### [Record set]

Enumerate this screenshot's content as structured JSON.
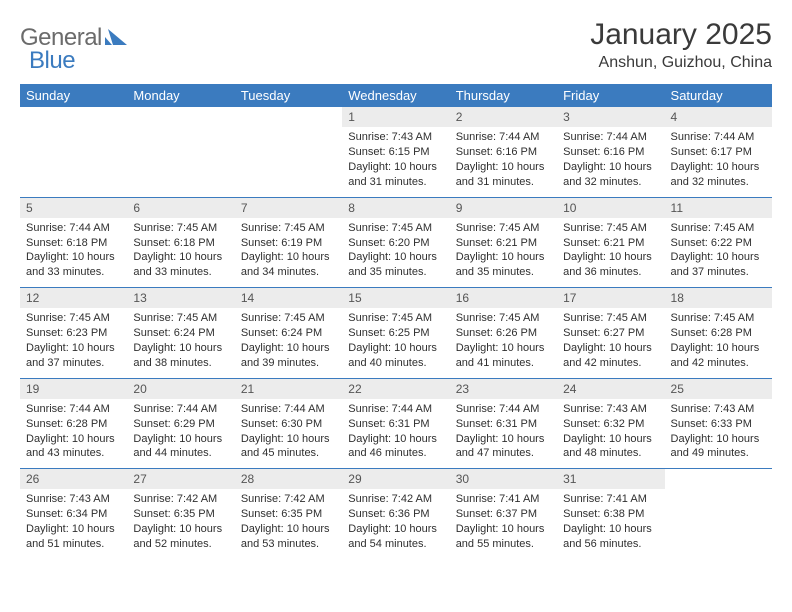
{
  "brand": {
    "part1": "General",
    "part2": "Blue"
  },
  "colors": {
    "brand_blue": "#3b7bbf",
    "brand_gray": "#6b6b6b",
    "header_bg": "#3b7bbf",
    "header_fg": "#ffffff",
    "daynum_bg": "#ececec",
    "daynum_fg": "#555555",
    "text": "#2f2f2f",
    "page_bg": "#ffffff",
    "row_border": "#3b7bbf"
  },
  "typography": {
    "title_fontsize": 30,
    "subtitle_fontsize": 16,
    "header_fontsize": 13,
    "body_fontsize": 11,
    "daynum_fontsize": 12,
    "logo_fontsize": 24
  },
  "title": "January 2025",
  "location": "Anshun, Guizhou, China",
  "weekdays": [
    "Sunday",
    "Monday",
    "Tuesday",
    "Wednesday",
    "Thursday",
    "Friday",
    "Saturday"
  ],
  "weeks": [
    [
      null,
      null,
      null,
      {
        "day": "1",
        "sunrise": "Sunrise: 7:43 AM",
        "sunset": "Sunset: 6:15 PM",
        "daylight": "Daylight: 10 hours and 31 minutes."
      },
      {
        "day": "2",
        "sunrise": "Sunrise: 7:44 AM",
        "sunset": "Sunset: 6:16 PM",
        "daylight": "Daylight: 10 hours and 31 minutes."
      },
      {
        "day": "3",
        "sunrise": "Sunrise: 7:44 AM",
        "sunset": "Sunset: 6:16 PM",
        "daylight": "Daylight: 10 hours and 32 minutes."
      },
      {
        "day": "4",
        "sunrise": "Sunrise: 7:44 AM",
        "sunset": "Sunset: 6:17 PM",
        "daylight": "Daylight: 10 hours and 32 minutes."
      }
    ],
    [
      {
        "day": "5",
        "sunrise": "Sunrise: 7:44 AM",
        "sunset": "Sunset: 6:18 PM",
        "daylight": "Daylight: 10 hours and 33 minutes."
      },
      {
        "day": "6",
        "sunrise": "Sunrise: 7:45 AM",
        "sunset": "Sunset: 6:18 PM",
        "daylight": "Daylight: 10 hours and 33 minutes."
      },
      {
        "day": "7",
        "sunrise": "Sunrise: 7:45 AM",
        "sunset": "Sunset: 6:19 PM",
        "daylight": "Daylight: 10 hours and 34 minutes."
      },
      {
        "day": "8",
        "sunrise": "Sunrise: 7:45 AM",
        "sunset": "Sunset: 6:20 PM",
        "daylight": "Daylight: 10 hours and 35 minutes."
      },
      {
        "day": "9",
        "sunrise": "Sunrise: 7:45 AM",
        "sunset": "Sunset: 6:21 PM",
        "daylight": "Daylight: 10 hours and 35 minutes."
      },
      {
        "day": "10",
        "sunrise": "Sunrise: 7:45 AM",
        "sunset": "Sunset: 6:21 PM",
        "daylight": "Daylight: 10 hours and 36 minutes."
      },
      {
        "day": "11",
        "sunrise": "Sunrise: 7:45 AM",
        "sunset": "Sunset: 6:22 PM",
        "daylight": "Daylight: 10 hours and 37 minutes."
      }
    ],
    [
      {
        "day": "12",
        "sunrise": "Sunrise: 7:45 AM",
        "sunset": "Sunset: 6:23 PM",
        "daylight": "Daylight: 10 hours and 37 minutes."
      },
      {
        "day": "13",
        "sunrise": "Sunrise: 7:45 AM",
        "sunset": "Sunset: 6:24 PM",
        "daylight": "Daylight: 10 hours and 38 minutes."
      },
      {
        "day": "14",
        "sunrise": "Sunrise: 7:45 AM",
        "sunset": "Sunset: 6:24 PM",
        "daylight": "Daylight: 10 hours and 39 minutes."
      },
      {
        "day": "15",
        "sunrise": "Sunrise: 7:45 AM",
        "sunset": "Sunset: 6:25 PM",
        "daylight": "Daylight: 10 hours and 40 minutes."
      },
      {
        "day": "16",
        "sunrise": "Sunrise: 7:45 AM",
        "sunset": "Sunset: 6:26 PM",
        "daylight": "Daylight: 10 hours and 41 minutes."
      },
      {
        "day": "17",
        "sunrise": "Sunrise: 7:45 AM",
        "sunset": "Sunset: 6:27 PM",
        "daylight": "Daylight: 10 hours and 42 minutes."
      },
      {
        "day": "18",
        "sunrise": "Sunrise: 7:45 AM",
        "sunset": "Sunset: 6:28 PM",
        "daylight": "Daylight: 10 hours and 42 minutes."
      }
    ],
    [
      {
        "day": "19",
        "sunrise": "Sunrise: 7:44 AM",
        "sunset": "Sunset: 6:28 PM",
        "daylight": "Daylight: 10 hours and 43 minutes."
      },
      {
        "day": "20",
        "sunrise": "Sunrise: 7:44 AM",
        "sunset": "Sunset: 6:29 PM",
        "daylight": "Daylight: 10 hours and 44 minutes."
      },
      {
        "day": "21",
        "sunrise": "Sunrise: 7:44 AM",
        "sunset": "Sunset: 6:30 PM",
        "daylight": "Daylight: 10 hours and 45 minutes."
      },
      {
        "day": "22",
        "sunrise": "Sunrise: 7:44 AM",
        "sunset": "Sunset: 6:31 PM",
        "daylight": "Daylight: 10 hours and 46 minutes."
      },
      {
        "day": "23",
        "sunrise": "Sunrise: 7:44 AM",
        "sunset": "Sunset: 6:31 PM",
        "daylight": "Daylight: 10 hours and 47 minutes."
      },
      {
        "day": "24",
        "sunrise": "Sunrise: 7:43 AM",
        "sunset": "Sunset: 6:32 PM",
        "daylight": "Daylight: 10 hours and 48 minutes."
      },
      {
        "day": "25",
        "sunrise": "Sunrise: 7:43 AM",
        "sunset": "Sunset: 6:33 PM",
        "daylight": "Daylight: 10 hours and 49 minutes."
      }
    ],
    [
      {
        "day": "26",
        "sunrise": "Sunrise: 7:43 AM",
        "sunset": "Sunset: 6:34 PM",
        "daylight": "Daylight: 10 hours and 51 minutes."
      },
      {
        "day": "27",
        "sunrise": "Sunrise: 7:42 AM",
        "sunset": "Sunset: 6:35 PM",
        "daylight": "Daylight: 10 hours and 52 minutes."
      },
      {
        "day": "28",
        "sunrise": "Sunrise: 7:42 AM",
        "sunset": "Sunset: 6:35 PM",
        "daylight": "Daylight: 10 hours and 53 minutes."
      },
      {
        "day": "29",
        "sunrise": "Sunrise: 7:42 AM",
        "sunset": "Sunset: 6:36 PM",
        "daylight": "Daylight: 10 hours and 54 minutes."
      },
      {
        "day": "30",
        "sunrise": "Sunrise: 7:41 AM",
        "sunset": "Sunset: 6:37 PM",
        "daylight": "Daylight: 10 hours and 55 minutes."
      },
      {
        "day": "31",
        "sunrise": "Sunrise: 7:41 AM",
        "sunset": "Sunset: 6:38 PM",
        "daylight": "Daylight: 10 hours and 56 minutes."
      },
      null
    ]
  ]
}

### [Work instructions]
Except for the pictures, print the data above exactly.

### [Answer to the task]
Enumerate this screenshot's content as structured JSON.
{
  "brand": {
    "part1": "General",
    "part2": "Blue"
  },
  "colors": {
    "brand_blue": "#3b7bbf",
    "brand_gray": "#6b6b6b",
    "header_bg": "#3b7bbf",
    "header_fg": "#ffffff",
    "daynum_bg": "#ececec",
    "daynum_fg": "#555555",
    "text": "#2f2f2f",
    "page_bg": "#ffffff",
    "row_border": "#3b7bbf"
  },
  "typography": {
    "title_fontsize": 30,
    "subtitle_fontsize": 16,
    "header_fontsize": 13,
    "body_fontsize": 11,
    "daynum_fontsize": 12,
    "logo_fontsize": 24
  },
  "title": "January 2025",
  "location": "Anshun, Guizhou, China",
  "weekdays": [
    "Sunday",
    "Monday",
    "Tuesday",
    "Wednesday",
    "Thursday",
    "Friday",
    "Saturday"
  ],
  "weeks": [
    [
      null,
      null,
      null,
      {
        "day": "1",
        "sunrise": "Sunrise: 7:43 AM",
        "sunset": "Sunset: 6:15 PM",
        "daylight": "Daylight: 10 hours and 31 minutes."
      },
      {
        "day": "2",
        "sunrise": "Sunrise: 7:44 AM",
        "sunset": "Sunset: 6:16 PM",
        "daylight": "Daylight: 10 hours and 31 minutes."
      },
      {
        "day": "3",
        "sunrise": "Sunrise: 7:44 AM",
        "sunset": "Sunset: 6:16 PM",
        "daylight": "Daylight: 10 hours and 32 minutes."
      },
      {
        "day": "4",
        "sunrise": "Sunrise: 7:44 AM",
        "sunset": "Sunset: 6:17 PM",
        "daylight": "Daylight: 10 hours and 32 minutes."
      }
    ],
    [
      {
        "day": "5",
        "sunrise": "Sunrise: 7:44 AM",
        "sunset": "Sunset: 6:18 PM",
        "daylight": "Daylight: 10 hours and 33 minutes."
      },
      {
        "day": "6",
        "sunrise": "Sunrise: 7:45 AM",
        "sunset": "Sunset: 6:18 PM",
        "daylight": "Daylight: 10 hours and 33 minutes."
      },
      {
        "day": "7",
        "sunrise": "Sunrise: 7:45 AM",
        "sunset": "Sunset: 6:19 PM",
        "daylight": "Daylight: 10 hours and 34 minutes."
      },
      {
        "day": "8",
        "sunrise": "Sunrise: 7:45 AM",
        "sunset": "Sunset: 6:20 PM",
        "daylight": "Daylight: 10 hours and 35 minutes."
      },
      {
        "day": "9",
        "sunrise": "Sunrise: 7:45 AM",
        "sunset": "Sunset: 6:21 PM",
        "daylight": "Daylight: 10 hours and 35 minutes."
      },
      {
        "day": "10",
        "sunrise": "Sunrise: 7:45 AM",
        "sunset": "Sunset: 6:21 PM",
        "daylight": "Daylight: 10 hours and 36 minutes."
      },
      {
        "day": "11",
        "sunrise": "Sunrise: 7:45 AM",
        "sunset": "Sunset: 6:22 PM",
        "daylight": "Daylight: 10 hours and 37 minutes."
      }
    ],
    [
      {
        "day": "12",
        "sunrise": "Sunrise: 7:45 AM",
        "sunset": "Sunset: 6:23 PM",
        "daylight": "Daylight: 10 hours and 37 minutes."
      },
      {
        "day": "13",
        "sunrise": "Sunrise: 7:45 AM",
        "sunset": "Sunset: 6:24 PM",
        "daylight": "Daylight: 10 hours and 38 minutes."
      },
      {
        "day": "14",
        "sunrise": "Sunrise: 7:45 AM",
        "sunset": "Sunset: 6:24 PM",
        "daylight": "Daylight: 10 hours and 39 minutes."
      },
      {
        "day": "15",
        "sunrise": "Sunrise: 7:45 AM",
        "sunset": "Sunset: 6:25 PM",
        "daylight": "Daylight: 10 hours and 40 minutes."
      },
      {
        "day": "16",
        "sunrise": "Sunrise: 7:45 AM",
        "sunset": "Sunset: 6:26 PM",
        "daylight": "Daylight: 10 hours and 41 minutes."
      },
      {
        "day": "17",
        "sunrise": "Sunrise: 7:45 AM",
        "sunset": "Sunset: 6:27 PM",
        "daylight": "Daylight: 10 hours and 42 minutes."
      },
      {
        "day": "18",
        "sunrise": "Sunrise: 7:45 AM",
        "sunset": "Sunset: 6:28 PM",
        "daylight": "Daylight: 10 hours and 42 minutes."
      }
    ],
    [
      {
        "day": "19",
        "sunrise": "Sunrise: 7:44 AM",
        "sunset": "Sunset: 6:28 PM",
        "daylight": "Daylight: 10 hours and 43 minutes."
      },
      {
        "day": "20",
        "sunrise": "Sunrise: 7:44 AM",
        "sunset": "Sunset: 6:29 PM",
        "daylight": "Daylight: 10 hours and 44 minutes."
      },
      {
        "day": "21",
        "sunrise": "Sunrise: 7:44 AM",
        "sunset": "Sunset: 6:30 PM",
        "daylight": "Daylight: 10 hours and 45 minutes."
      },
      {
        "day": "22",
        "sunrise": "Sunrise: 7:44 AM",
        "sunset": "Sunset: 6:31 PM",
        "daylight": "Daylight: 10 hours and 46 minutes."
      },
      {
        "day": "23",
        "sunrise": "Sunrise: 7:44 AM",
        "sunset": "Sunset: 6:31 PM",
        "daylight": "Daylight: 10 hours and 47 minutes."
      },
      {
        "day": "24",
        "sunrise": "Sunrise: 7:43 AM",
        "sunset": "Sunset: 6:32 PM",
        "daylight": "Daylight: 10 hours and 48 minutes."
      },
      {
        "day": "25",
        "sunrise": "Sunrise: 7:43 AM",
        "sunset": "Sunset: 6:33 PM",
        "daylight": "Daylight: 10 hours and 49 minutes."
      }
    ],
    [
      {
        "day": "26",
        "sunrise": "Sunrise: 7:43 AM",
        "sunset": "Sunset: 6:34 PM",
        "daylight": "Daylight: 10 hours and 51 minutes."
      },
      {
        "day": "27",
        "sunrise": "Sunrise: 7:42 AM",
        "sunset": "Sunset: 6:35 PM",
        "daylight": "Daylight: 10 hours and 52 minutes."
      },
      {
        "day": "28",
        "sunrise": "Sunrise: 7:42 AM",
        "sunset": "Sunset: 6:35 PM",
        "daylight": "Daylight: 10 hours and 53 minutes."
      },
      {
        "day": "29",
        "sunrise": "Sunrise: 7:42 AM",
        "sunset": "Sunset: 6:36 PM",
        "daylight": "Daylight: 10 hours and 54 minutes."
      },
      {
        "day": "30",
        "sunrise": "Sunrise: 7:41 AM",
        "sunset": "Sunset: 6:37 PM",
        "daylight": "Daylight: 10 hours and 55 minutes."
      },
      {
        "day": "31",
        "sunrise": "Sunrise: 7:41 AM",
        "sunset": "Sunset: 6:38 PM",
        "daylight": "Daylight: 10 hours and 56 minutes."
      },
      null
    ]
  ]
}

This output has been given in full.